• **Task description**:
Of the lines below, copy those that hold the word "feathers".

Stored data
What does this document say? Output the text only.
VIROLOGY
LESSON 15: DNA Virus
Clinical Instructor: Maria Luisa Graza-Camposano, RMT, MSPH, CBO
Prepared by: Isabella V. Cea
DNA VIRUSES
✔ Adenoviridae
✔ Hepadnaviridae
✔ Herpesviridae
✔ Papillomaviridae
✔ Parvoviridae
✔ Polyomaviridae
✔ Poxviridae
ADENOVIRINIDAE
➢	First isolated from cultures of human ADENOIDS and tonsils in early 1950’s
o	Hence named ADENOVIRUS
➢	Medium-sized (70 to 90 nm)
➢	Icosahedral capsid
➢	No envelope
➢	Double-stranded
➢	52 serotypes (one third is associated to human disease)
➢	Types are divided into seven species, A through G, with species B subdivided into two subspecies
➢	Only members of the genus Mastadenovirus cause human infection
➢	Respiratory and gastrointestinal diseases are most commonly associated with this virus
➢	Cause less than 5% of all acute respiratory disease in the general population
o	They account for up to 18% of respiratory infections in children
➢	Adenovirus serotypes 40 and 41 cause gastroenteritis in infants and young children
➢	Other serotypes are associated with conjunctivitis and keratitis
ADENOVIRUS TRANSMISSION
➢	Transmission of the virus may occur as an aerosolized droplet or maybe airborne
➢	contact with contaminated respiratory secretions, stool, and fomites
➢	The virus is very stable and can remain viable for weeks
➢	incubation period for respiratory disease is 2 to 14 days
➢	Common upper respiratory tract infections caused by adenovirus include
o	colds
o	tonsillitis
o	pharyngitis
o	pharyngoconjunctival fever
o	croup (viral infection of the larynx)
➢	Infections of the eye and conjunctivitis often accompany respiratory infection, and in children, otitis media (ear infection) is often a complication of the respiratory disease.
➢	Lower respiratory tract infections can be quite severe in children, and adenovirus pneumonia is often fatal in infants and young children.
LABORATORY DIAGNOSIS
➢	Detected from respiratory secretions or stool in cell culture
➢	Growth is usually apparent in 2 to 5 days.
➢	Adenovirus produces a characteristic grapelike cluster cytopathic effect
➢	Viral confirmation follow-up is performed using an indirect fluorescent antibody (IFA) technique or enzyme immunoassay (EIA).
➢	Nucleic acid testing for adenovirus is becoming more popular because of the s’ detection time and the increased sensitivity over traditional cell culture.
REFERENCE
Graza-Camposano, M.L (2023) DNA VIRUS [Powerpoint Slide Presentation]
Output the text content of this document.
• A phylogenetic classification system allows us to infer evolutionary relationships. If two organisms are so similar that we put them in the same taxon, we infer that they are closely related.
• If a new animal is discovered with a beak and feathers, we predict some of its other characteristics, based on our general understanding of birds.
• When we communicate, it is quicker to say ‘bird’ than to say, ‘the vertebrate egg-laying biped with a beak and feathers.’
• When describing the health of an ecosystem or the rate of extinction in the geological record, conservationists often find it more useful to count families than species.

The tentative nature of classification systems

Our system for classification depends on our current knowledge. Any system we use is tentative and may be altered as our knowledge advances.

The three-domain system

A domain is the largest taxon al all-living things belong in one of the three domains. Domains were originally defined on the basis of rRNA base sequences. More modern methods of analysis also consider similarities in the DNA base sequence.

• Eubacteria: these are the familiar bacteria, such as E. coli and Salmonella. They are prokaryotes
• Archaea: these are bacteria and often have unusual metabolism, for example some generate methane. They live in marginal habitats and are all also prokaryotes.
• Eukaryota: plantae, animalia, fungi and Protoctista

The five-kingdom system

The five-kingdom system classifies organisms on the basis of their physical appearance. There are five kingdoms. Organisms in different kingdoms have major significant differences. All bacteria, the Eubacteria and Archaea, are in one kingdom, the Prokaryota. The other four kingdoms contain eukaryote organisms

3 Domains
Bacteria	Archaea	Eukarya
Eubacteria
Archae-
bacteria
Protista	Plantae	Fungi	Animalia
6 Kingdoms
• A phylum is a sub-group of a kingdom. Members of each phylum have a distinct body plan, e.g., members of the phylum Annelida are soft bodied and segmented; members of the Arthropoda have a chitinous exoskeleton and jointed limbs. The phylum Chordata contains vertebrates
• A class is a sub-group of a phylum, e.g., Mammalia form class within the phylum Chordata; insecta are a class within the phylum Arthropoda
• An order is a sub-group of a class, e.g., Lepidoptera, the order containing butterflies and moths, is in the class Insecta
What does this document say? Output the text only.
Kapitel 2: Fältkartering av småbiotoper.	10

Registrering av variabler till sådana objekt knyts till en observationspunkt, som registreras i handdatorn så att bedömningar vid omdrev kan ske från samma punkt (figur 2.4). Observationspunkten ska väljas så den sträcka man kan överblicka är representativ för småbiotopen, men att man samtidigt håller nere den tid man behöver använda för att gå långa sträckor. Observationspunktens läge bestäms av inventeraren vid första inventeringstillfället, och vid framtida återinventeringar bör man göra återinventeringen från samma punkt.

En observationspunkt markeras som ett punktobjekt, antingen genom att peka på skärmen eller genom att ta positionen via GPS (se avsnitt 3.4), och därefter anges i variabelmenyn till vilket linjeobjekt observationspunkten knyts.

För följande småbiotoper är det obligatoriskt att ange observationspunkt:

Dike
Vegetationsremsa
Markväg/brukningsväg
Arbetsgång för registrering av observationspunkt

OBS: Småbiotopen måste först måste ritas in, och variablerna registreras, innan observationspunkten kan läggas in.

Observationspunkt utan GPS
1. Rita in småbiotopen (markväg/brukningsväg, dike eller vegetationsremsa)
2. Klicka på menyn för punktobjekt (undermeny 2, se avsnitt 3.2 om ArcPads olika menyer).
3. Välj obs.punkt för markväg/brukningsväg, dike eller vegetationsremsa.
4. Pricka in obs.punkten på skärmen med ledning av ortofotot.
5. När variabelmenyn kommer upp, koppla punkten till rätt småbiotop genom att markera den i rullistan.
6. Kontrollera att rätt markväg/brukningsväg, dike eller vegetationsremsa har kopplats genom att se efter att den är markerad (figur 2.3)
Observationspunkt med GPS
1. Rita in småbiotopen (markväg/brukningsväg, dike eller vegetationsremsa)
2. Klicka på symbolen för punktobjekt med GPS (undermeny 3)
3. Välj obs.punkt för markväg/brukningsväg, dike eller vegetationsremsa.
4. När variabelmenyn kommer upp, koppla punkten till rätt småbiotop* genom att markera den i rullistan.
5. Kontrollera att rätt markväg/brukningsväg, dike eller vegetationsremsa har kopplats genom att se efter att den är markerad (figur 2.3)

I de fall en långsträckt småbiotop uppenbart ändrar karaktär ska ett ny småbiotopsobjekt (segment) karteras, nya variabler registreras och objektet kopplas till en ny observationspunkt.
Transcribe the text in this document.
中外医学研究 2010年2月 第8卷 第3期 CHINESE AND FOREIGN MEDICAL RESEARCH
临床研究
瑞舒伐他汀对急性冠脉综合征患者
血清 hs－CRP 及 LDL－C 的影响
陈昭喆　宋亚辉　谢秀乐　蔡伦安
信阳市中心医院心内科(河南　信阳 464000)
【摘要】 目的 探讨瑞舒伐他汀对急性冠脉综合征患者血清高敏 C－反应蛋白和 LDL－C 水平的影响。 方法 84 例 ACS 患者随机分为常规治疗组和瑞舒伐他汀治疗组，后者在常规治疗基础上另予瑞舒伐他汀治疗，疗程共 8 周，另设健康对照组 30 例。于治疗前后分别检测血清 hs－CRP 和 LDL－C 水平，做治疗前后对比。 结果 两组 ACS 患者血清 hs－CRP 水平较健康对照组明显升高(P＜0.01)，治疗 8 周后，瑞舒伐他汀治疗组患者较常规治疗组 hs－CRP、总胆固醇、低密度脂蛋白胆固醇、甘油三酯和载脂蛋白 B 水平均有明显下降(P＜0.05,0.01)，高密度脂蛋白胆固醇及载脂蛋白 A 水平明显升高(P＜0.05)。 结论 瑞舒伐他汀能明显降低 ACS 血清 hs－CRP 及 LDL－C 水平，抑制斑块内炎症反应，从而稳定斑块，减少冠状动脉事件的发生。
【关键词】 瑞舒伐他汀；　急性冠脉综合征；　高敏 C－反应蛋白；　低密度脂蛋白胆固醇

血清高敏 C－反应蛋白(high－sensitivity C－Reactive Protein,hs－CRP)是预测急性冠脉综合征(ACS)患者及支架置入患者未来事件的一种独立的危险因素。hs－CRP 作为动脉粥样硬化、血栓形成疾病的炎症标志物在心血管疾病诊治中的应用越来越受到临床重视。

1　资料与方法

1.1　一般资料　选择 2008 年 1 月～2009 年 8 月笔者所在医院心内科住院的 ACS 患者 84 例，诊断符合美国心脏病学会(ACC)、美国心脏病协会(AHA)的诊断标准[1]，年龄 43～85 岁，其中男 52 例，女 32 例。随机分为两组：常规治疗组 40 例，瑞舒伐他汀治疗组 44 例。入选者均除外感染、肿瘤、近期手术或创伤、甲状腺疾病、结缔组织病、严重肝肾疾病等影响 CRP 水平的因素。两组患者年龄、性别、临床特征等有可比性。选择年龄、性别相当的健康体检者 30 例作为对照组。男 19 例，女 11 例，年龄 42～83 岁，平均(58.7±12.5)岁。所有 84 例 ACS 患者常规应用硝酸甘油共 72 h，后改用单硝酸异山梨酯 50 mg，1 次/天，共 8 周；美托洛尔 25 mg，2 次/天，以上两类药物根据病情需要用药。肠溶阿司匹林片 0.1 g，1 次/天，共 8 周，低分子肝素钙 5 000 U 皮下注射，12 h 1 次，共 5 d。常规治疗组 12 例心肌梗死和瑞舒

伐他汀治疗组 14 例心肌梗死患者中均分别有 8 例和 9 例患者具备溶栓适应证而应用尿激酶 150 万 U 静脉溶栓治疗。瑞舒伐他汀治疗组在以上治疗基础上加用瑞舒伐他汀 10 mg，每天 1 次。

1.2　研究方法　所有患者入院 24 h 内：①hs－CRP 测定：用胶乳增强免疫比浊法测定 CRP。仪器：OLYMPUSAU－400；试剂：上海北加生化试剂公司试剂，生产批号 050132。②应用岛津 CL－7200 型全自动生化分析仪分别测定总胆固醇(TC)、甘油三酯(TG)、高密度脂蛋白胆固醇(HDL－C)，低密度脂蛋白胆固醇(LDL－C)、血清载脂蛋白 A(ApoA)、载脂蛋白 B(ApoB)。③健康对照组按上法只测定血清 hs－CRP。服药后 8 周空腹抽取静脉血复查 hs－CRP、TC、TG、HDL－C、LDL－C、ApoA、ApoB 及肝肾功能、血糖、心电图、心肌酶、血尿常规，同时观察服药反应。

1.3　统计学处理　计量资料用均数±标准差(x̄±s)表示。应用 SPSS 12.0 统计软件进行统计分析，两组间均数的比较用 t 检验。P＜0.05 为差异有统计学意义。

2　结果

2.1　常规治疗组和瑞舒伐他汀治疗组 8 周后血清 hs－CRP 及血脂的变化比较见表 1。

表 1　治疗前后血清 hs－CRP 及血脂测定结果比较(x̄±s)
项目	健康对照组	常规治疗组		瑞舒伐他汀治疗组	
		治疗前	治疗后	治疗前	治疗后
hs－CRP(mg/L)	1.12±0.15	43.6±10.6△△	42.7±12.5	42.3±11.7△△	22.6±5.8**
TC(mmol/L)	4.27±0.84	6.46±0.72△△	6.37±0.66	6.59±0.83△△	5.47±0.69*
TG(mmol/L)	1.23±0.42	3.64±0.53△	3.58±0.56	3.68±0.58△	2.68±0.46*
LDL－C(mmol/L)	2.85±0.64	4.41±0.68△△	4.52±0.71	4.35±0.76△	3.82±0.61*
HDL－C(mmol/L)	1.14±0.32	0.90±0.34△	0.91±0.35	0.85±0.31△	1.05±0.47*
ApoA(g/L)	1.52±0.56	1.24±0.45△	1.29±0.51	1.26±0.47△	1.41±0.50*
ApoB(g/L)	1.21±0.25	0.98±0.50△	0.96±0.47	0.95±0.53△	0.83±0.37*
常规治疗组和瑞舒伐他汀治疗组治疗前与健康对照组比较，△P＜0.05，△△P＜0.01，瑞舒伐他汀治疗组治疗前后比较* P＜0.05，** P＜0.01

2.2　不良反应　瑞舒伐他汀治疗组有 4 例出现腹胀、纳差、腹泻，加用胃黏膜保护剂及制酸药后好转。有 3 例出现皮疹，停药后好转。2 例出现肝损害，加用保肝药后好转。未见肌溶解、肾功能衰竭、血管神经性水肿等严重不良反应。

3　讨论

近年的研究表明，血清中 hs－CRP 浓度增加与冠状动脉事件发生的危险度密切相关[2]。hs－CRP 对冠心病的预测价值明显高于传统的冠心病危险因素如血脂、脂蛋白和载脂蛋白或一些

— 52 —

• **Solution**:
• If a new animal is discovered with a beak and feathers, we predict some of its other characteristics, based on our general understanding of birds.
• When we communicate, it is quicker to say ‘bird’ than to say, ‘the vertebrate egg-laying biped with a beak and feathers.’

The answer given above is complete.